Goal: Write out all the data again, exactly as it stands.

Saved data entries
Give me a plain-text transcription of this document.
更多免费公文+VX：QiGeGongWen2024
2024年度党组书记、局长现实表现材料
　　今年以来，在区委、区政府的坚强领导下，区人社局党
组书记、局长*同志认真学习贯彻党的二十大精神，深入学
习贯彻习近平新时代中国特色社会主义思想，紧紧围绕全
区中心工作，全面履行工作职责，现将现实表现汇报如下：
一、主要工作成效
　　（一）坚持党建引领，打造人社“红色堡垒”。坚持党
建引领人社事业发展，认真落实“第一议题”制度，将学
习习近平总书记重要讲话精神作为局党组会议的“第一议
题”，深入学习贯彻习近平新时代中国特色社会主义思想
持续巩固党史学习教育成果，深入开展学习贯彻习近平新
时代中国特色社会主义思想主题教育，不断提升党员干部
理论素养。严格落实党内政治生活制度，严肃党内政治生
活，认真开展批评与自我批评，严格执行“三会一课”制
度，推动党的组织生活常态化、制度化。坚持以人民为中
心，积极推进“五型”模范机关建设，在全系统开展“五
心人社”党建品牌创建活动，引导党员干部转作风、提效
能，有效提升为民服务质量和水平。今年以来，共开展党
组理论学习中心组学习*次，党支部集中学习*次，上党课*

Full output:
Give me a plain-text transcription of this document.
更多免费公文+VX：QiGeGongWen2024
2024年度党组书记、局长现实表现材料
　　今年以来，在区委、区政府的坚强领导下，区人社局党
组书记、局长*同志认真学习贯彻党的二十大精神，深入学
习贯彻习近平新时代中国特色社会主义思想，紧紧围绕全
区中心工作，全面履行工作职责，现将现实表现汇报如下：
一、主要工作成效
　　（一）坚持党建引领，打造人社“红色堡垒”。坚持党
建引领人社事业发展，认真落实“第一议题”制度，将学
习习近平总书记重要讲话精神作为局党组会议的“第一议
题”，深入学习贯彻习近平新时代中国特色社会主义思想
持续巩固党史学习教育成果，深入开展学习贯彻习近平新
时代中国特色社会主义思想主题教育，不断提升党员干部
理论素养。严格落实党内政治生活制度，严肃党内政治生
活，认真开展批评与自我批评，严格执行“三会一课”制
度，推动党的组织生活常态化、制度化。坚持以人民为中
心，积极推进“五型”模范机关建设，在全系统开展“五
心人社”党建品牌创建活动，引导党员干部转作风、提效
能，有效提升为民服务质量和水平。今年以来，共开展党
组理论学习中心组学习*次，党支部集中学习*次，上党课*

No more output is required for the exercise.